WORKING DATA:
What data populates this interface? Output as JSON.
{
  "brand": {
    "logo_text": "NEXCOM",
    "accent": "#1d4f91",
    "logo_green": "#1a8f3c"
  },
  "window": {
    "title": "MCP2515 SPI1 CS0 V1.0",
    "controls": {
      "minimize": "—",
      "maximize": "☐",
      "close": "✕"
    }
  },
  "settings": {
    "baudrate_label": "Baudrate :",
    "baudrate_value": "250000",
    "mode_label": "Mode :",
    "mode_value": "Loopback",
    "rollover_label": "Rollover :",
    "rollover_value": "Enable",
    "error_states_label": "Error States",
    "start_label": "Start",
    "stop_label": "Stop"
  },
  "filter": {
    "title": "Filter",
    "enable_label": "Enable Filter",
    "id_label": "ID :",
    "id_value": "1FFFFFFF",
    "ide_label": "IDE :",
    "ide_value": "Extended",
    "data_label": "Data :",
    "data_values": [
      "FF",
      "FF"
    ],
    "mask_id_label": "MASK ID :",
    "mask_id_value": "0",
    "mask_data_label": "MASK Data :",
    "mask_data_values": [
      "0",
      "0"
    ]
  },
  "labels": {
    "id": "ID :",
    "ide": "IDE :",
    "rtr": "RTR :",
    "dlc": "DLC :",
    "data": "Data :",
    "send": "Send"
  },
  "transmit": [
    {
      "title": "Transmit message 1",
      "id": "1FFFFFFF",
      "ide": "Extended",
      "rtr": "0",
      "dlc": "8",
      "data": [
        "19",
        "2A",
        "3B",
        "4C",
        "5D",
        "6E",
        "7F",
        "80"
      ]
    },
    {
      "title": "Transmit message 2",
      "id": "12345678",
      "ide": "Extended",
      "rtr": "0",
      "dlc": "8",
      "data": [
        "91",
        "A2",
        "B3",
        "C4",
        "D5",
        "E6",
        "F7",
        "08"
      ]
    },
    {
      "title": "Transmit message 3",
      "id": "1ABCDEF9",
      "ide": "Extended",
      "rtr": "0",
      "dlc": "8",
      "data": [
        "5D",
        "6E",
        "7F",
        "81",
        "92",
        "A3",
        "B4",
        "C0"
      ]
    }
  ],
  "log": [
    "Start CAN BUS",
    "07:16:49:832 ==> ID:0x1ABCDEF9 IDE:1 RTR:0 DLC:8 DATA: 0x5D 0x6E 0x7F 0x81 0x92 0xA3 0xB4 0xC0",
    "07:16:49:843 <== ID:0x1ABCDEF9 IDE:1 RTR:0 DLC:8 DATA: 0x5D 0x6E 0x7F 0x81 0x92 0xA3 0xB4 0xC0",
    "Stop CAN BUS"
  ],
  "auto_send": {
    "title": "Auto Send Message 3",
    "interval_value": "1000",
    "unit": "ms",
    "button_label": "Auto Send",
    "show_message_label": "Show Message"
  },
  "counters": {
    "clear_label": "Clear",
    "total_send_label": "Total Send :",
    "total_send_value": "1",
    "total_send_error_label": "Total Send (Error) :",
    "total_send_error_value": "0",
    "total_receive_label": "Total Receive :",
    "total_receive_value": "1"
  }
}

YOUR GOAL: Please give back all of the records exactly as written.

WORKED SOLUTION:
What data populates this interface? Output as JSON.
{
  "brand": {
    "logo_text": "NEXCOM",
    "accent": "#1d4f91",
    "logo_green": "#1a8f3c"
  },
  "window": {
    "title": "MCP2515 SPI1 CS0 V1.0",
    "controls": {
      "minimize": "—",
      "maximize": "☐",
      "close": "✕"
    }
  },
  "settings": {
    "baudrate_label": "Baudrate :",
    "baudrate_value": "250000",
    "mode_label": "Mode :",
    "mode_value": "Loopback",
    "rollover_label": "Rollover :",
    "rollover_value": "Enable",
    "error_states_label": "Error States",
    "start_label": "Start",
    "stop_label": "Stop"
  },
  "filter": {
    "title": "Filter",
    "enable_label": "Enable Filter",
    "id_label": "ID :",
    "id_value": "1FFFFFFF",
    "ide_label": "IDE :",
    "ide_value": "Extended",
    "data_label": "Data :",
    "data_values": [
      "FF",
      "FF"
    ],
    "mask_id_label": "MASK ID :",
    "mask_id_value": "0",
    "mask_data_label": "MASK Data :",
    "mask_data_values": [
      "0",
      "0"
    ]
  },
  "labels": {
    "id": "ID :",
    "ide": "IDE :",
    "rtr": "RTR :",
    "dlc": "DLC :",
    "data": "Data :",
    "send": "Send"
  },
  "transmit": [
    {
      "title": "Transmit message 1",
      "id": "1FFFFFFF",
      "ide": "Extended",
      "rtr": "0",
      "dlc": "8",
      "data": [
        "19",
        "2A",
        "3B",
        "4C",
        "5D",
        "6E",
        "7F",
        "80"
      ]
    },
    {
      "title": "Transmit message 2",
      "id": "12345678",
      "ide": "Extended",
      "rtr": "0",
      "dlc": "8",
      "data": [
        "91",
        "A2",
        "B3",
        "C4",
        "D5",
        "E6",
        "F7",
        "08"
      ]
    },
    {
      "title": "Transmit message 3",
      "id": "1ABCDEF9",
      "ide": "Extended",
      "rtr": "0",
      "dlc": "8",
      "data": [
        "5D",
        "6E",
        "7F",
        "81",
        "92",
        "A3",
        "B4",
        "C0"
      ]
    }
  ],
  "log": [
    "Start CAN BUS",
    "07:16:49:832 ==> ID:0x1ABCDEF9 IDE:1 RTR:0 DLC:8 DATA: 0x5D 0x6E 0x7F 0x81 0x92 0xA3 0xB4 0xC0",
    "07:16:49:843 <== ID:0x1ABCDEF9 IDE:1 RTR:0 DLC:8 DATA: 0x5D 0x6E 0x7F 0x81 0x92 0xA3 0xB4 0xC0",
    "Stop CAN BUS"
  ],
  "auto_send": {
    "title": "Auto Send Message 3",
    "interval_value": "1000",
    "unit": "ms",
    "button_label": "Auto Send",
    "show_message_label": "Show Message"
  },
  "counters": {
    "clear_label": "Clear",
    "total_send_label": "Total Send :",
    "total_send_value": "1",
    "total_send_error_label": "Total Send (Error) :",
    "total_send_error_value": "0",
    "total_receive_label": "Total Receive :",
    "total_receive_value": "1"
  }
}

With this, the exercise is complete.